EXERCISE DIRECTIONS -> Filter the material below and copy out every line that holds the string "elements".

[Element and region data]
::::::::

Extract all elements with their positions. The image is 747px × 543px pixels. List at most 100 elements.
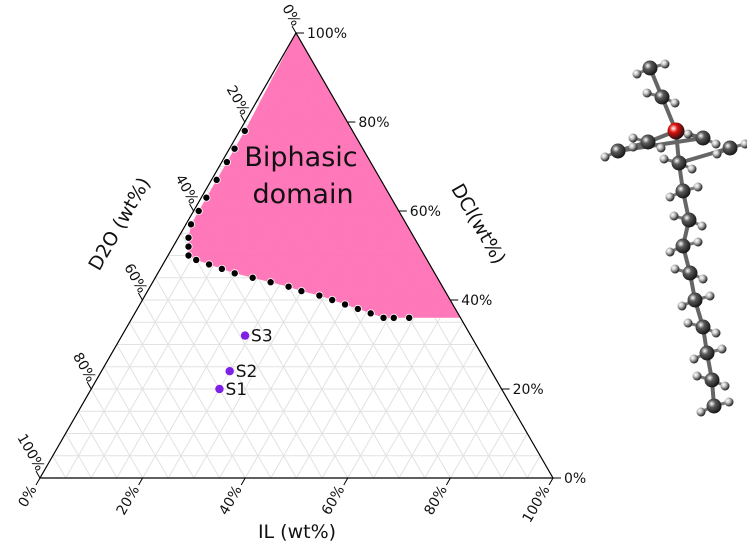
binodal-point <box>184 242 193 251</box>
left-tick <box>189 203 195 212</box>
binodal-point <box>217 264 226 273</box>
bottom-tick-label: 20% <box>114 483 143 518</box>
grid-line <box>129 321 220 479</box>
biphasic-region <box>188 33 461 318</box>
carbon-atom <box>704 372 720 388</box>
hydrogen-atom <box>683 129 693 139</box>
hydrogen-atom <box>692 371 702 381</box>
left-tick-label: 80% <box>69 350 98 385</box>
carbon-atom <box>695 319 711 335</box>
binodal-point <box>353 304 362 313</box>
binodal-point <box>284 282 293 291</box>
binodal-point <box>297 287 306 296</box>
carbon-atom <box>610 143 626 159</box>
hydrogen-atom <box>669 211 679 221</box>
hydrogen-atom <box>628 133 638 143</box>
hydrogen-atom <box>656 143 666 153</box>
bottom-axis-label: IL (wt%) <box>258 521 336 543</box>
grid-line <box>65 433 92 479</box>
grid-line <box>398 344 477 479</box>
hydrogen-atom <box>689 354 699 364</box>
hydrogen-atom <box>698 274 708 284</box>
binodal-point <box>266 278 275 287</box>
carbon-atom <box>699 345 715 361</box>
carbon-atom <box>675 183 691 199</box>
right-tick-label: 100% <box>307 26 347 42</box>
binodal-point <box>328 295 337 304</box>
carbon-atom <box>682 265 698 281</box>
carbon-atom <box>642 60 658 76</box>
grid-line <box>154 277 272 479</box>
left-tick-label: 0% <box>278 2 303 29</box>
hydrogen-atom <box>683 318 693 328</box>
binodal-point <box>222 158 231 167</box>
bottom-tick-label: 60% <box>319 483 348 518</box>
grid-line <box>526 455 541 479</box>
hydrogen-atom <box>665 192 675 202</box>
grid-line <box>180 232 323 479</box>
hydrogen-atom <box>665 247 675 257</box>
bottom-tick-label: 80% <box>421 483 450 518</box>
hydrogen-atom <box>693 237 703 247</box>
right-tick-label: 0% <box>564 471 586 487</box>
hydrogen-atom <box>670 264 680 274</box>
binodal-point <box>205 260 214 269</box>
grid-line <box>347 299 451 479</box>
binodal-point <box>192 255 201 264</box>
hydrogen-atom <box>670 98 680 108</box>
right-tick-label: 60% <box>410 204 441 220</box>
sample-point-s3 <box>240 331 250 340</box>
binodal-point <box>187 220 196 229</box>
hydrogen-atom <box>712 149 722 159</box>
binodal-point <box>248 273 257 282</box>
hydrogen-atom <box>696 407 706 417</box>
binodal-point <box>184 251 193 260</box>
grid-line <box>116 344 195 479</box>
bottom-tick <box>343 477 349 486</box>
grid-line <box>475 411 515 479</box>
bottom-tick-label: 100% <box>520 483 554 526</box>
grid-line <box>77 410 118 479</box>
hydrogen-atom <box>659 154 669 164</box>
left-axis-label: D2O (wt%) <box>84 174 155 275</box>
left-tick-label: 100% <box>14 431 48 474</box>
hydrogen-atom <box>724 397 734 407</box>
sample-label-s2: S2 <box>236 362 258 382</box>
binodal-point <box>341 300 350 309</box>
grid-line <box>424 366 490 479</box>
binodal-point <box>315 291 324 300</box>
sample-label-s1: S1 <box>225 380 247 400</box>
left-tick <box>291 25 297 34</box>
right-tick-label: 20% <box>513 382 544 398</box>
sample-point-s1 <box>215 384 224 394</box>
bottom-tick <box>138 477 144 486</box>
carbon-atom <box>722 140 738 156</box>
hydrogen-atom <box>642 88 652 98</box>
binodal-point <box>184 233 193 242</box>
ternary-triangle-frame <box>38 31 555 479</box>
right-axis-label: DCl(wt%) <box>446 180 510 268</box>
carbon-atom <box>695 130 711 146</box>
bottom-tick <box>548 477 554 486</box>
hydrogen-atom <box>705 291 715 301</box>
hydrogen-atom <box>677 301 687 311</box>
left-tick <box>86 381 92 390</box>
grid-line <box>501 433 528 479</box>
binodal-point <box>366 309 375 318</box>
carbon-atom <box>706 398 722 414</box>
grid-line <box>373 322 464 479</box>
bottom-tick-label: 0% <box>15 483 40 510</box>
grid-line <box>167 255 297 479</box>
carbon-atom <box>654 89 670 105</box>
hydrogen-atom <box>687 164 697 174</box>
grid-line <box>103 366 169 479</box>
left-tick-label: 20% <box>223 83 252 118</box>
bottom-tick-label: 40% <box>216 483 245 518</box>
hydrogen-atom <box>720 381 730 391</box>
binodal-point <box>202 193 211 202</box>
grid-line <box>449 388 503 479</box>
hydrogen-atom <box>600 152 610 162</box>
carbon-atom <box>687 292 703 308</box>
hydrogen-atom <box>632 69 642 79</box>
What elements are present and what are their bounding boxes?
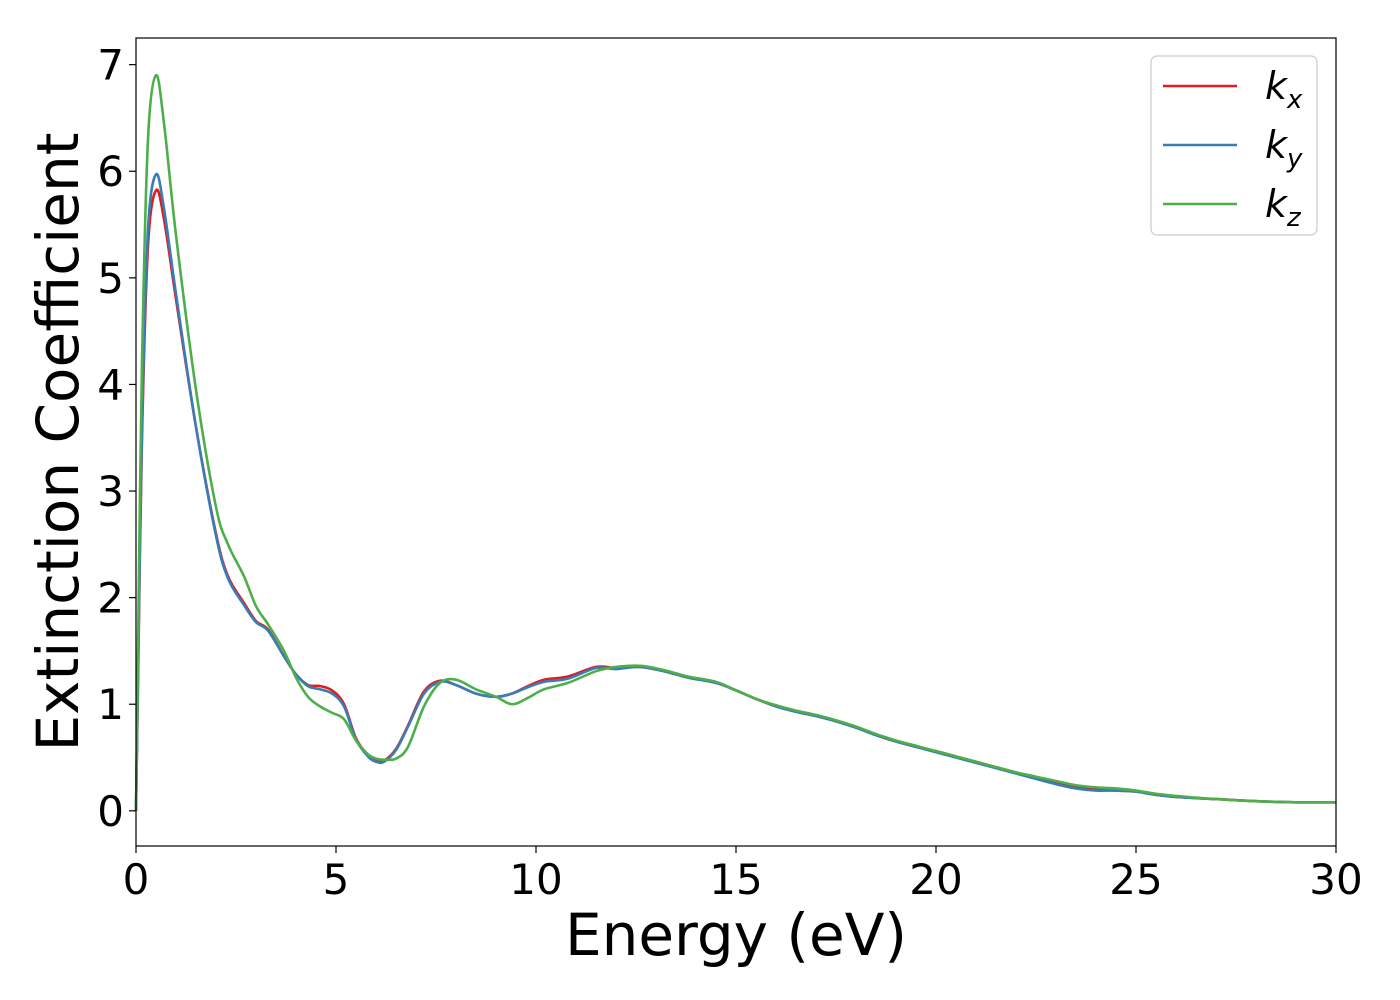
x-axis-title: Energy (eV) <box>565 901 907 969</box>
y-tick-label: 7 <box>97 41 124 90</box>
x-tick-label: 5 <box>323 855 350 904</box>
x-tick-label: 30 <box>1309 855 1362 904</box>
y-tick-label: 5 <box>97 254 124 303</box>
series-line-z <box>134 74 1337 811</box>
y-tick-label: 4 <box>97 360 124 409</box>
legend-label-x: kx <box>1265 64 1303 115</box>
y-tick-label: 2 <box>97 574 124 623</box>
x-axis: 0 5 10 15 20 25 30 <box>123 846 1363 904</box>
series-layer <box>134 74 1337 811</box>
legend: kx ky kz <box>1150 55 1318 236</box>
series-line-y <box>134 172 1337 811</box>
y-axis-title: Extinction Coefficient <box>24 133 92 752</box>
y-tick-label: 1 <box>97 680 124 729</box>
x-tick-label: 25 <box>1109 855 1162 904</box>
x-tick-label: 15 <box>709 855 762 904</box>
y-tick-label: 0 <box>97 787 124 836</box>
x-tick-label: 20 <box>909 855 962 904</box>
legend-label-y: ky <box>1265 123 1303 174</box>
y-tick-label: 3 <box>97 467 124 516</box>
y-axis: 0 1 2 3 4 5 6 7 <box>97 41 136 836</box>
y-tick-label: 6 <box>97 147 124 196</box>
x-tick-label: 10 <box>509 855 562 904</box>
x-tick-label: 0 <box>123 855 150 904</box>
legend-label-z: kz <box>1265 182 1302 233</box>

::::::::

RESULT OF THIS EXERCISE ->
Extract all elements with their positions. The image is 747px × 543px pixels. List at most 100 elements.
What elements are present and what are their bounding boxes?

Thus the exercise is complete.